--- begin ---

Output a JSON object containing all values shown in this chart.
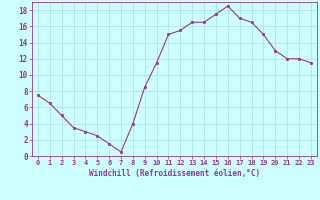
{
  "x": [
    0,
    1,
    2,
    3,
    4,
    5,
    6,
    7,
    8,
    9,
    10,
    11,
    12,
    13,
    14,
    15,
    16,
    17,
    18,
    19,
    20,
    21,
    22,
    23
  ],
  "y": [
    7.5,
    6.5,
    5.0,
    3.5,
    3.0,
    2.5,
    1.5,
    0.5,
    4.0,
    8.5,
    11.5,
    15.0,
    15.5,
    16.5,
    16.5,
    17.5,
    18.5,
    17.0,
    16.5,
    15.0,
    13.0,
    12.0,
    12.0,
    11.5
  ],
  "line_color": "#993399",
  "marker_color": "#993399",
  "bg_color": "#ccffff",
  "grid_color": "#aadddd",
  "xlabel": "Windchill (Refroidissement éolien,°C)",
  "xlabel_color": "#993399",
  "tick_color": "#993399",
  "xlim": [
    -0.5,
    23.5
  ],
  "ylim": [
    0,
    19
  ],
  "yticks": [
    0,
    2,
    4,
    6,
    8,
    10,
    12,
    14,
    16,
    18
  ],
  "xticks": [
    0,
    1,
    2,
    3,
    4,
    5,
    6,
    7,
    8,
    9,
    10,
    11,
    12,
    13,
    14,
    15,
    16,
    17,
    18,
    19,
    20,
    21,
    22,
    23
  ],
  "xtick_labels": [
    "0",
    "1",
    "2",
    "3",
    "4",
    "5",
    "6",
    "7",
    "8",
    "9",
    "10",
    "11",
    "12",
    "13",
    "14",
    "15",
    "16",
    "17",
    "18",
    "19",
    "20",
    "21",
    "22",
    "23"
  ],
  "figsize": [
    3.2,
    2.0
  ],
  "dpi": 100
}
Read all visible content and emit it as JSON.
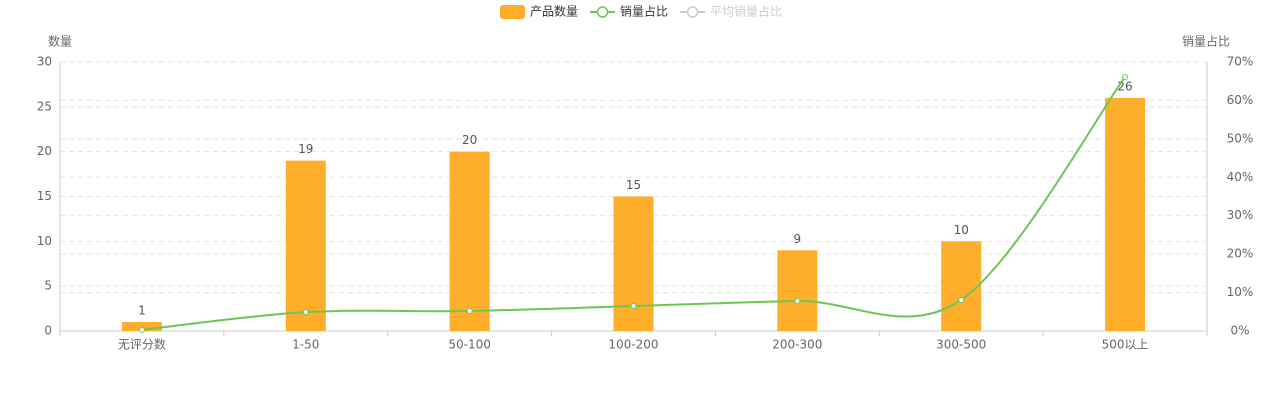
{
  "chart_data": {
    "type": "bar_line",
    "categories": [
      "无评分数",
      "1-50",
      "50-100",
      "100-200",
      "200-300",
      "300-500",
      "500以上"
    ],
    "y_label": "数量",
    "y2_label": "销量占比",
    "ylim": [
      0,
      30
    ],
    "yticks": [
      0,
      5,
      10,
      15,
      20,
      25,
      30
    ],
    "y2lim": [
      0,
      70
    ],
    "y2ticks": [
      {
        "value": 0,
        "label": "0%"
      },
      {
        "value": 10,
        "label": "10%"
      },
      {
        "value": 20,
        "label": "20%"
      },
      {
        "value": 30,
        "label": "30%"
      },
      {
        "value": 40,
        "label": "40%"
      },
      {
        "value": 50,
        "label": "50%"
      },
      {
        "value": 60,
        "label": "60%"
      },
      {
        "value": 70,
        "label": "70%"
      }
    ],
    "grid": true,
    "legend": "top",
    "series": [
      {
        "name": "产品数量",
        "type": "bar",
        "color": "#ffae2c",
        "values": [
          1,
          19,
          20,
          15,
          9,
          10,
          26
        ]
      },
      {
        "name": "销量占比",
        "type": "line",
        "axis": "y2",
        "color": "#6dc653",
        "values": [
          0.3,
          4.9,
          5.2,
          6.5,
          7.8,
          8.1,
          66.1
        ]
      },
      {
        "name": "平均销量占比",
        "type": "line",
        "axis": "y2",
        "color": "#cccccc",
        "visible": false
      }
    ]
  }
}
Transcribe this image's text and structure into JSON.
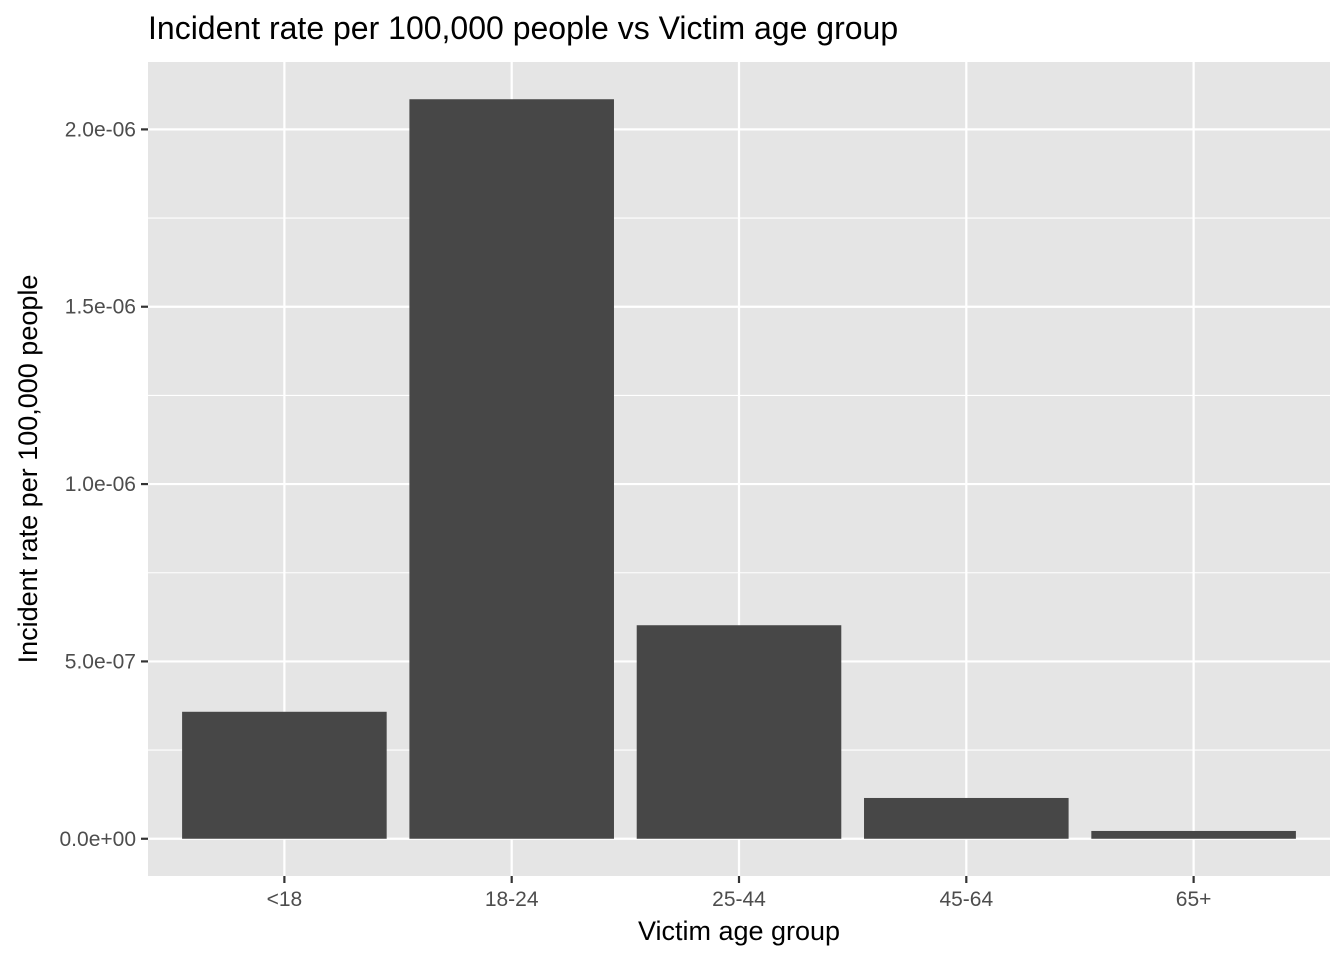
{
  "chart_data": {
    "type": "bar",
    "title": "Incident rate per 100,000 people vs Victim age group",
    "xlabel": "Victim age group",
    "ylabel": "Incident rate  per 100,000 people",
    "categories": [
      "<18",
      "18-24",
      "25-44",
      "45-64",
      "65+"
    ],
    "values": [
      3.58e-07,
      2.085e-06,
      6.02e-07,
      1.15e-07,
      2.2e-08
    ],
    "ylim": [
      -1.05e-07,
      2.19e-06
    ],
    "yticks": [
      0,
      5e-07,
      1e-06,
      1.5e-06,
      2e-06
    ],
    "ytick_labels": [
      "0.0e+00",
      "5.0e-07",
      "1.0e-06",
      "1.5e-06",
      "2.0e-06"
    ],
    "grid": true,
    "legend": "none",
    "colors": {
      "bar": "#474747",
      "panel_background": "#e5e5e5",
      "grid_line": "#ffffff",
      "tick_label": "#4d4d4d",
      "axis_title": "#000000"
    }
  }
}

--- end ---

_WHAT THE TASK ASKS:_ Reproduce the material in full, word for word, and omit the pictures.

_REPLY TO THE EXERCISE:_
Output a JSON object containing all values shown in this chart.
{
  "x": [
    0,
    1,
    2,
    3,
    4,
    5,
    6,
    7,
    8,
    9,
    10,
    11,
    12,
    13,
    14,
    15,
    16,
    17,
    18,
    19,
    20,
    21,
    22,
    23
  ],
  "y": [
    7.5,
    6.5,
    5.0,
    3.5,
    3.0,
    2.5,
    1.5,
    0.5,
    4.0,
    8.5,
    11.5,
    15.0,
    15.5,
    16.5,
    16.5,
    17.5,
    18.5,
    17.0,
    16.5,
    15.0,
    13.0,
    12.0,
    12.0,
    11.5
  ],
  "line_color": "#993399",
  "marker_color": "#993399",
  "bg_color": "#ccffff",
  "grid_color": "#aadddd",
  "xlabel": "Windchill (Refroidissement éolien,°C)",
  "xlabel_color": "#993399",
  "tick_color": "#993399",
  "xlim": [
    -0.5,
    23.5
  ],
  "ylim": [
    0,
    19
  ],
  "yticks": [
    0,
    2,
    4,
    6,
    8,
    10,
    12,
    14,
    16,
    18
  ],
  "xticks": [
    0,
    1,
    2,
    3,
    4,
    5,
    6,
    7,
    8,
    9,
    10,
    11,
    12,
    13,
    14,
    15,
    16,
    17,
    18,
    19,
    20,
    21,
    22,
    23
  ],
  "xtick_labels": [
    "0",
    "1",
    "2",
    "3",
    "4",
    "5",
    "6",
    "7",
    "8",
    "9",
    "10",
    "11",
    "12",
    "13",
    "14",
    "15",
    "16",
    "17",
    "18",
    "19",
    "20",
    "21",
    "22",
    "23"
  ],
  "figsize": [
    3.2,
    2.0
  ],
  "dpi": 100
}
Read all visible content and emit it as JSON.
{
  "chart_data": {
    "type": "bar_line",
    "categories": [
      "无评分数",
      "1-50",
      "50-100",
      "100-200",
      "200-300",
      "300-500",
      "500以上"
    ],
    "y_label": "数量",
    "y2_label": "销量占比",
    "ylim": [
      0,
      30
    ],
    "yticks": [
      0,
      5,
      10,
      15,
      20,
      25,
      30
    ],
    "y2lim": [
      0,
      70
    ],
    "y2ticks": [
      {
        "value": 0,
        "label": "0%"
      },
      {
        "value": 10,
        "label": "10%"
      },
      {
        "value": 20,
        "label": "20%"
      },
      {
        "value": 30,
        "label": "30%"
      },
      {
        "value": 40,
        "label": "40%"
      },
      {
        "value": 50,
        "label": "50%"
      },
      {
        "value": 60,
        "label": "60%"
      },
      {
        "value": 70,
        "label": "70%"
      }
    ],
    "grid": true,
    "legend": "top",
    "series": [
      {
        "name": "产品数量",
        "type": "bar",
        "color": "#ffae2c",
        "values": [
          1,
          19,
          20,
          15,
          9,
          10,
          26
        ]
      },
      {
        "name": "销量占比",
        "type": "line",
        "axis": "y2",
        "color": "#6dc653",
        "values": [
          0.3,
          4.9,
          5.2,
          6.5,
          7.8,
          8.1,
          66.1
        ]
      },
      {
        "name": "平均销量占比",
        "type": "line",
        "axis": "y2",
        "color": "#cccccc",
        "visible": false
      }
    ]
  }
}
Transcribe this image's text and structure into JSON.
{
  "chart_data": {
    "type": "bar",
    "title": "Incident rate per 100,000 people vs Victim age group",
    "xlabel": "Victim age group",
    "ylabel": "Incident rate  per 100,000 people",
    "categories": [
      "<18",
      "18-24",
      "25-44",
      "45-64",
      "65+"
    ],
    "values": [
      3.58e-07,
      2.085e-06,
      6.02e-07,
      1.15e-07,
      2.2e-08
    ],
    "ylim": [
      -1.05e-07,
      2.19e-06
    ],
    "yticks": [
      0,
      5e-07,
      1e-06,
      1.5e-06,
      2e-06
    ],
    "ytick_labels": [
      "0.0e+00",
      "5.0e-07",
      "1.0e-06",
      "1.5e-06",
      "2.0e-06"
    ],
    "grid": true,
    "legend": "none",
    "colors": {
      "bar": "#474747",
      "panel_background": "#e5e5e5",
      "grid_line": "#ffffff",
      "tick_label": "#4d4d4d",
      "axis_title": "#000000"
    }
  }
}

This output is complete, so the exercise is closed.